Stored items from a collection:

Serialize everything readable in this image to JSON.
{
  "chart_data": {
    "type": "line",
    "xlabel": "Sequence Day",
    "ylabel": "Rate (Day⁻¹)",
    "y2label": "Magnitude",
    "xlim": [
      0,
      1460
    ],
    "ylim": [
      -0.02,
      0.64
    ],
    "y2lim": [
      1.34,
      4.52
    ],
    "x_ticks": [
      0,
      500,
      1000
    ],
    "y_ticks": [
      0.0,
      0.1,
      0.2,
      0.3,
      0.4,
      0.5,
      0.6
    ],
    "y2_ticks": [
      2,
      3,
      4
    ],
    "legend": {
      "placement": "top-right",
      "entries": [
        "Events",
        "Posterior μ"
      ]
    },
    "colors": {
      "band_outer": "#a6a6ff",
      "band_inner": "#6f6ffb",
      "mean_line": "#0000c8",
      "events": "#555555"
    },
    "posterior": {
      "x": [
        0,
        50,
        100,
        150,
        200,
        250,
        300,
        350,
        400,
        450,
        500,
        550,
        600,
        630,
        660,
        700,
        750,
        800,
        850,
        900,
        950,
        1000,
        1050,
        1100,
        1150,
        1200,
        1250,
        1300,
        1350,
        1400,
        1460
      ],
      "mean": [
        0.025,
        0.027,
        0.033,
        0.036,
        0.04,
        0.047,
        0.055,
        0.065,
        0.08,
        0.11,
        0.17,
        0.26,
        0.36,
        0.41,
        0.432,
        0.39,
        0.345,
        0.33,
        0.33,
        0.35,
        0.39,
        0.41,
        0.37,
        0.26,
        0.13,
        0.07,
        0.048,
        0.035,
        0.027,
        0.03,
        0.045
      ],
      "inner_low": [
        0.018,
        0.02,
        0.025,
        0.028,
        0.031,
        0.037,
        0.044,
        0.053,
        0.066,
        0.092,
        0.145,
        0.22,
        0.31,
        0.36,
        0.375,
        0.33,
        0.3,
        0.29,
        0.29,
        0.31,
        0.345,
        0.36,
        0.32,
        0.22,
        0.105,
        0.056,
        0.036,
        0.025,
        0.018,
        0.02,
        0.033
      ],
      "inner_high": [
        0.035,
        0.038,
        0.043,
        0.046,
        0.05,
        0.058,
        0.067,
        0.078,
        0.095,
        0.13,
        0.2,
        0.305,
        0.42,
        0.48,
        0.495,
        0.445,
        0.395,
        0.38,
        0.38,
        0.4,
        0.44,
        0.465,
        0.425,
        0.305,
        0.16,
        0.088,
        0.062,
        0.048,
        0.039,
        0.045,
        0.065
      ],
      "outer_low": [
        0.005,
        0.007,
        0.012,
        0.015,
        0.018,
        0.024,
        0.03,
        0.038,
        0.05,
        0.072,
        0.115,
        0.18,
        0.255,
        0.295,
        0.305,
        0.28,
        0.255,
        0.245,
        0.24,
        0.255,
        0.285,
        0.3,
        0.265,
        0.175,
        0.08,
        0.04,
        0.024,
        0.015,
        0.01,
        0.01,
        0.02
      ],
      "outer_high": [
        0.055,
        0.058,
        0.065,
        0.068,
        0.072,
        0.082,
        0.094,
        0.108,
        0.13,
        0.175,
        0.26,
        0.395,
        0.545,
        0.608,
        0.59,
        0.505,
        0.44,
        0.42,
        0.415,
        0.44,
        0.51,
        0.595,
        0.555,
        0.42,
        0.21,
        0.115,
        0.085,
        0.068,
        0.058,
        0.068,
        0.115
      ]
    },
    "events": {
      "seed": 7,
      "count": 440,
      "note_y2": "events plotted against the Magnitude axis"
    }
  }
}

## PROMPT
From the records above, extract every line exactly as it stands.

## REPLY
Serialize everything readable in this image to JSON.
{
  "chart_data": {
    "type": "line",
    "xlabel": "Sequence Day",
    "ylabel": "Rate (Day⁻¹)",
    "y2label": "Magnitude",
    "xlim": [
      0,
      1460
    ],
    "ylim": [
      -0.02,
      0.64
    ],
    "y2lim": [
      1.34,
      4.52
    ],
    "x_ticks": [
      0,
      500,
      1000
    ],
    "y_ticks": [
      0.0,
      0.1,
      0.2,
      0.3,
      0.4,
      0.5,
      0.6
    ],
    "y2_ticks": [
      2,
      3,
      4
    ],
    "legend": {
      "placement": "top-right",
      "entries": [
        "Events",
        "Posterior μ"
      ]
    },
    "colors": {
      "band_outer": "#a6a6ff",
      "band_inner": "#6f6ffb",
      "mean_line": "#0000c8",
      "events": "#555555"
    },
    "posterior": {
      "x": [
        0,
        50,
        100,
        150,
        200,
        250,
        300,
        350,
        400,
        450,
        500,
        550,
        600,
        630,
        660,
        700,
        750,
        800,
        850,
        900,
        950,
        1000,
        1050,
        1100,
        1150,
        1200,
        1250,
        1300,
        1350,
        1400,
        1460
      ],
      "mean": [
        0.025,
        0.027,
        0.033,
        0.036,
        0.04,
        0.047,
        0.055,
        0.065,
        0.08,
        0.11,
        0.17,
        0.26,
        0.36,
        0.41,
        0.432,
        0.39,
        0.345,
        0.33,
        0.33,
        0.35,
        0.39,
        0.41,
        0.37,
        0.26,
        0.13,
        0.07,
        0.048,
        0.035,
        0.027,
        0.03,
        0.045
      ],
      "inner_low": [
        0.018,
        0.02,
        0.025,
        0.028,
        0.031,
        0.037,
        0.044,
        0.053,
        0.066,
        0.092,
        0.145,
        0.22,
        0.31,
        0.36,
        0.375,
        0.33,
        0.3,
        0.29,
        0.29,
        0.31,
        0.345,
        0.36,
        0.32,
        0.22,
        0.105,
        0.056,
        0.036,
        0.025,
        0.018,
        0.02,
        0.033
      ],
      "inner_high": [
        0.035,
        0.038,
        0.043,
        0.046,
        0.05,
        0.058,
        0.067,
        0.078,
        0.095,
        0.13,
        0.2,
        0.305,
        0.42,
        0.48,
        0.495,
        0.445,
        0.395,
        0.38,
        0.38,
        0.4,
        0.44,
        0.465,
        0.425,
        0.305,
        0.16,
        0.088,
        0.062,
        0.048,
        0.039,
        0.045,
        0.065
      ],
      "outer_low": [
        0.005,
        0.007,
        0.012,
        0.015,
        0.018,
        0.024,
        0.03,
        0.038,
        0.05,
        0.072,
        0.115,
        0.18,
        0.255,
        0.295,
        0.305,
        0.28,
        0.255,
        0.245,
        0.24,
        0.255,
        0.285,
        0.3,
        0.265,
        0.175,
        0.08,
        0.04,
        0.024,
        0.015,
        0.01,
        0.01,
        0.02
      ],
      "outer_high": [
        0.055,
        0.058,
        0.065,
        0.068,
        0.072,
        0.082,
        0.094,
        0.108,
        0.13,
        0.175,
        0.26,
        0.395,
        0.545,
        0.608,
        0.59,
        0.505,
        0.44,
        0.42,
        0.415,
        0.44,
        0.51,
        0.595,
        0.555,
        0.42,
        0.21,
        0.115,
        0.085,
        0.068,
        0.058,
        0.068,
        0.115
      ]
    },
    "events": {
      "seed": 7,
      "count": 440,
      "note_y2": "events plotted against the Magnitude axis"
    }
  }
}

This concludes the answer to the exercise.